- Task requirements:
What is the number of lines in the entries that include the word "histogram"? Respond with the number only.
***** Entries supplied *****
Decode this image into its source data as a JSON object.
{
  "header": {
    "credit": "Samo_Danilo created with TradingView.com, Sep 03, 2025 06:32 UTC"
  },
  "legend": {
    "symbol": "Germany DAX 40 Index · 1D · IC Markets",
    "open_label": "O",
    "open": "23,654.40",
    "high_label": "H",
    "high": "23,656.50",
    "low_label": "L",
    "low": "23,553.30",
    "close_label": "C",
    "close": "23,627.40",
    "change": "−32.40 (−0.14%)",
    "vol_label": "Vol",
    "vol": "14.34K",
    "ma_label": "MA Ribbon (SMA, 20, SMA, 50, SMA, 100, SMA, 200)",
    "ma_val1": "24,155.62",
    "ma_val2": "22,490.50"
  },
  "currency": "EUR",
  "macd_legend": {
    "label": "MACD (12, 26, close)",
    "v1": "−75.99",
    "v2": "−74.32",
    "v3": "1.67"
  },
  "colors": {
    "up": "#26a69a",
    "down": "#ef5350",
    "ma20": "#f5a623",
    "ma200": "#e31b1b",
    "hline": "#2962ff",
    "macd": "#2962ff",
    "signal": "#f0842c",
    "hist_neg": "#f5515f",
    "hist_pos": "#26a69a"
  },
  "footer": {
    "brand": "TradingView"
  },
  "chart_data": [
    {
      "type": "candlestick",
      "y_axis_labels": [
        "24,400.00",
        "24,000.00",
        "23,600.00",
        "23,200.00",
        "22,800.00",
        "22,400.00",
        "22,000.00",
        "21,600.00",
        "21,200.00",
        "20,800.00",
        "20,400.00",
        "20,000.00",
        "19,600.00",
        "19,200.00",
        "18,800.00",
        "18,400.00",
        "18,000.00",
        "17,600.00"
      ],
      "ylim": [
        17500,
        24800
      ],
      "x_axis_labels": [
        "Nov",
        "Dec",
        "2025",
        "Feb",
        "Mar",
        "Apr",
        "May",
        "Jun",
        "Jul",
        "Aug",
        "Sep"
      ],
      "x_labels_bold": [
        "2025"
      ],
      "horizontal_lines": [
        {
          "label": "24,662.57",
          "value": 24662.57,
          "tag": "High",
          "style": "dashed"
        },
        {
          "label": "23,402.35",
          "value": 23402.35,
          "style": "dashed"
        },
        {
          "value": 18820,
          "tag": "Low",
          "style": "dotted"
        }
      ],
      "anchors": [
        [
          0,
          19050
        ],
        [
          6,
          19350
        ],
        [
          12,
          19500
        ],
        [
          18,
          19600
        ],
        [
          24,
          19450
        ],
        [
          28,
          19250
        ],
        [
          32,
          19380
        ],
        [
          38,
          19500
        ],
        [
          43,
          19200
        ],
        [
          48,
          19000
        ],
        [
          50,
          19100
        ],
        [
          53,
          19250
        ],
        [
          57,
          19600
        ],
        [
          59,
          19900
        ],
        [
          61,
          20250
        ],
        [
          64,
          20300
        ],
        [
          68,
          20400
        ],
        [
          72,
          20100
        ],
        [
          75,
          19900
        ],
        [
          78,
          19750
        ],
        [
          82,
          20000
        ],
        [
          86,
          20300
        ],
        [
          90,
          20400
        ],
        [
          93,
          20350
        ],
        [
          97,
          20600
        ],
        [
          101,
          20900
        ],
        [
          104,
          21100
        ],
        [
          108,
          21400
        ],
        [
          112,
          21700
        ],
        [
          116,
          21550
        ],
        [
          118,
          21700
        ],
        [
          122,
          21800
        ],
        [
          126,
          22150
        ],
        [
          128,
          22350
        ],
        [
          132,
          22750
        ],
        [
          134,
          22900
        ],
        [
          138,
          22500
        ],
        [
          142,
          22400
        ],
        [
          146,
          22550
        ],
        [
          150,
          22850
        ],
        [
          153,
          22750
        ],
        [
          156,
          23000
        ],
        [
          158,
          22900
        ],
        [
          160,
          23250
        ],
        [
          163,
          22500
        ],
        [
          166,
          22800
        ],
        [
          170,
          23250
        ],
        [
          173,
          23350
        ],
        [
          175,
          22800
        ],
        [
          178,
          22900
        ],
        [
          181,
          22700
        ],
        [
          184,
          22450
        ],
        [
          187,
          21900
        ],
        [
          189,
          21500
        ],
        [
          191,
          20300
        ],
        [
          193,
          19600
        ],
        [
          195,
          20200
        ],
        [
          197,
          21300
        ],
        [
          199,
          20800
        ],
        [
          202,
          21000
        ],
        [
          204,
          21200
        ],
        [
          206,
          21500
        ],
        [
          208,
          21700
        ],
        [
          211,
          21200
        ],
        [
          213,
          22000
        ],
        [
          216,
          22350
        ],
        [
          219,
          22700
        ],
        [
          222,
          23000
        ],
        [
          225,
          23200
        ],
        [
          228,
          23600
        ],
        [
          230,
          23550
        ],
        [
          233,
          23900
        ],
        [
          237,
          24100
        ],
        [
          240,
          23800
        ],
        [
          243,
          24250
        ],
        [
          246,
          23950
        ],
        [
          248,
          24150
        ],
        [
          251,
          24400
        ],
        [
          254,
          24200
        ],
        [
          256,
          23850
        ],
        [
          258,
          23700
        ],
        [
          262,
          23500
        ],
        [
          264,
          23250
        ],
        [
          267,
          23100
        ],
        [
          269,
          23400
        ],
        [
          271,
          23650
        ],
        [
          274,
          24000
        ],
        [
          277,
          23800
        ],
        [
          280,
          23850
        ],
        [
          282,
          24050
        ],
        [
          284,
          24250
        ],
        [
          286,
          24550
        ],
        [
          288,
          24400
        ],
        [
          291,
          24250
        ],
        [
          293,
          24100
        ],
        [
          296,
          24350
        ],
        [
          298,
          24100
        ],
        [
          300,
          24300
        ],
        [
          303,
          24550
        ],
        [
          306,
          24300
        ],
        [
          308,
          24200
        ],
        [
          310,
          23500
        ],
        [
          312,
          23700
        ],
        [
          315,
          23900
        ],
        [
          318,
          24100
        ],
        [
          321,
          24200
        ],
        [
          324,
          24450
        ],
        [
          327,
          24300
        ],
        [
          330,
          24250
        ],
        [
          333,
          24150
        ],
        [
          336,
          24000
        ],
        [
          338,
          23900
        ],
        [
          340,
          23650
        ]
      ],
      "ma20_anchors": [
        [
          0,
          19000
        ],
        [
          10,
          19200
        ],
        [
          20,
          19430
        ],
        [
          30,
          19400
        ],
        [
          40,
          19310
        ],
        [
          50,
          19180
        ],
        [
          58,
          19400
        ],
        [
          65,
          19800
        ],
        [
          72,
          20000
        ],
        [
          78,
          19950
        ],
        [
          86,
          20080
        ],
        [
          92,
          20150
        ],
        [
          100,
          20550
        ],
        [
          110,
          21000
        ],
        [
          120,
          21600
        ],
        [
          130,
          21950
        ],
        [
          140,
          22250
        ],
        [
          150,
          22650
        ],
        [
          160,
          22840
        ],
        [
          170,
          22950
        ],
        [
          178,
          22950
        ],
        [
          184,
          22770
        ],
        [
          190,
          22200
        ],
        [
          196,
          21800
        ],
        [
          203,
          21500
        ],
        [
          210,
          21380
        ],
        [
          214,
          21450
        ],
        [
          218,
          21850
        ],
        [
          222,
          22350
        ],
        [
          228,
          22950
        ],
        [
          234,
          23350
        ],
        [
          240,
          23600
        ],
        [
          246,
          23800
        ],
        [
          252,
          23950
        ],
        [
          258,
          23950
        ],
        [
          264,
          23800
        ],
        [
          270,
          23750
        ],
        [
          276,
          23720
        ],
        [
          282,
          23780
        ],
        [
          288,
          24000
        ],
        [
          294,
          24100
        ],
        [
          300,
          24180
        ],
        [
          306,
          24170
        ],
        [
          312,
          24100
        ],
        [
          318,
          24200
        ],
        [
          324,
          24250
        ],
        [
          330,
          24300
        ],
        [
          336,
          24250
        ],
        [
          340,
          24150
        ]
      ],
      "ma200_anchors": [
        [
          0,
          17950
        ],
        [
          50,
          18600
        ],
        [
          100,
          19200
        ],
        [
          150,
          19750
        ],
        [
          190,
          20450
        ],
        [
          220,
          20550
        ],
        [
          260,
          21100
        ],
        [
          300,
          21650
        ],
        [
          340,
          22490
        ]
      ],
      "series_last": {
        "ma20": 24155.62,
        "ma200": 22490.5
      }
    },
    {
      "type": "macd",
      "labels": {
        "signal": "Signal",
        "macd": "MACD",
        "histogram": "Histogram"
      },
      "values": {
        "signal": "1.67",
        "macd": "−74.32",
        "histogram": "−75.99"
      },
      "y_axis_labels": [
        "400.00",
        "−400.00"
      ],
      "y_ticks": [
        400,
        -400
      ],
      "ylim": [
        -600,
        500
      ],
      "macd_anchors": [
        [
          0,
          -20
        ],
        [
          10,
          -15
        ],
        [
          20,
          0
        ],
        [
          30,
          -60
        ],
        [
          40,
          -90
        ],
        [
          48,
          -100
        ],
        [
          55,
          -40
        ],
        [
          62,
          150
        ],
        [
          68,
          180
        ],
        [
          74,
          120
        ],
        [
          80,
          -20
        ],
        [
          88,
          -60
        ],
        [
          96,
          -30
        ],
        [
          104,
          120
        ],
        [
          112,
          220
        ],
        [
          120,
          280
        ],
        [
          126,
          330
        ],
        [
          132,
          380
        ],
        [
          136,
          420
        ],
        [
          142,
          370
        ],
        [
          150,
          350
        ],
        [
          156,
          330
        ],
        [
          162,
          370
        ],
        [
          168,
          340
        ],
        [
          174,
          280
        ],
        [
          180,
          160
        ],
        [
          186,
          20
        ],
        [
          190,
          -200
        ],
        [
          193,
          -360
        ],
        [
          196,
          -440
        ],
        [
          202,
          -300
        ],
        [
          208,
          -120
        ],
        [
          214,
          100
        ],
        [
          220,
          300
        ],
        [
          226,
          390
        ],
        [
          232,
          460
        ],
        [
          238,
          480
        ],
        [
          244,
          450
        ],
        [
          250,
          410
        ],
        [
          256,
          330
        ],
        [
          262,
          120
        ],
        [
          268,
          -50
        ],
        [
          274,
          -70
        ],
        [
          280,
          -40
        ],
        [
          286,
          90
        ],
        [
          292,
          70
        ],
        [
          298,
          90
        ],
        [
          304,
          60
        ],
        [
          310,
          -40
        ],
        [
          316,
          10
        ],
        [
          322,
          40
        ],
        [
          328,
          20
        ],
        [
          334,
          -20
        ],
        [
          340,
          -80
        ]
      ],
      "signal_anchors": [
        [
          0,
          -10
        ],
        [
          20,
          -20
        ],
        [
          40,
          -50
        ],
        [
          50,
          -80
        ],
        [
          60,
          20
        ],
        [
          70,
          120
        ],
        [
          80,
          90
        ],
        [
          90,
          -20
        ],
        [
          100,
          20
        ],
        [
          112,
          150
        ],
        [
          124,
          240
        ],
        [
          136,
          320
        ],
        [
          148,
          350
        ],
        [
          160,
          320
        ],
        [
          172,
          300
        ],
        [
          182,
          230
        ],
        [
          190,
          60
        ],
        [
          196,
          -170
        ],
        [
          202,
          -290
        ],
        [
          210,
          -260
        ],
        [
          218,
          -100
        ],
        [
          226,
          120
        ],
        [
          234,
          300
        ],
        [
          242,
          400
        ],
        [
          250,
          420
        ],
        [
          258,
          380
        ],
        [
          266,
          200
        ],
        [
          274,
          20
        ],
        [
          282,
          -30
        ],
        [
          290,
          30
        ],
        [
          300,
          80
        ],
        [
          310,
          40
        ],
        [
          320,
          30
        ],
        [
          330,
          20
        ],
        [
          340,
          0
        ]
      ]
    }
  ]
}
*****
- Correct result:
2